◆ Work instructions:
Check each line below for the word "text", and copy those that have it.

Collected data
○ ○ ○ ○ ○ ○ ○

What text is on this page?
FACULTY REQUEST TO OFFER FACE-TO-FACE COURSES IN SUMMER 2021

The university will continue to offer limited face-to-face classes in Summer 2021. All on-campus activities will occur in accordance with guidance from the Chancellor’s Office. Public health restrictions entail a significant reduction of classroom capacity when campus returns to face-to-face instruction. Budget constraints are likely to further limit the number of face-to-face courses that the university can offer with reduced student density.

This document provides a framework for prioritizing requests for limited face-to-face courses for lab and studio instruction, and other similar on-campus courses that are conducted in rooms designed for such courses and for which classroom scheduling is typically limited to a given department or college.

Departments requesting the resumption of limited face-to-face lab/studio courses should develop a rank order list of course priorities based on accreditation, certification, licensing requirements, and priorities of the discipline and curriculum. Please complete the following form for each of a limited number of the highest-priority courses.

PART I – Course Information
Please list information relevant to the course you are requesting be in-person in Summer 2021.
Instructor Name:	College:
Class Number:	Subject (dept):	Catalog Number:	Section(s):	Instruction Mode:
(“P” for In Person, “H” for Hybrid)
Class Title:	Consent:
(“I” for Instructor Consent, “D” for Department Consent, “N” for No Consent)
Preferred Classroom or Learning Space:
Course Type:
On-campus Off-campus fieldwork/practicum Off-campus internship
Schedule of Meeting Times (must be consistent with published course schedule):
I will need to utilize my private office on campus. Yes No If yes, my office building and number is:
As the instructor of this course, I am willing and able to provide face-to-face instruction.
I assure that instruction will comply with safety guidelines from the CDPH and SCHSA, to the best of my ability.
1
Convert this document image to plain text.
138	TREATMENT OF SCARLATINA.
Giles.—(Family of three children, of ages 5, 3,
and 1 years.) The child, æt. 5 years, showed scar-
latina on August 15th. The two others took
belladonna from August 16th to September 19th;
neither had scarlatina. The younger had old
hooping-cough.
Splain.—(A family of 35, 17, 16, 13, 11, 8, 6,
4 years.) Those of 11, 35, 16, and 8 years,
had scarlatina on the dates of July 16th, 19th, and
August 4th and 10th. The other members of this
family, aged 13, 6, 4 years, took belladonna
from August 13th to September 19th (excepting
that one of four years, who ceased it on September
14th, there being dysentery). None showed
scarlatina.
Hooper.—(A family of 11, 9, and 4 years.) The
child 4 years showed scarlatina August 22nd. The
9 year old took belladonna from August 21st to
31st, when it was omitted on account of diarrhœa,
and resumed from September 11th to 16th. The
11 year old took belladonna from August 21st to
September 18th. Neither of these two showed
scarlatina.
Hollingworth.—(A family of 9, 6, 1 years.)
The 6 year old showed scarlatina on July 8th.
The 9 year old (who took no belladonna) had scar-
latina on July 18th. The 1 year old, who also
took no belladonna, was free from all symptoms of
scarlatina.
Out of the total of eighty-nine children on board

○ ○ ○ ○ ○ ○ ○

◆ Final answer:
What text is on this page?
Convert this document image to plain text.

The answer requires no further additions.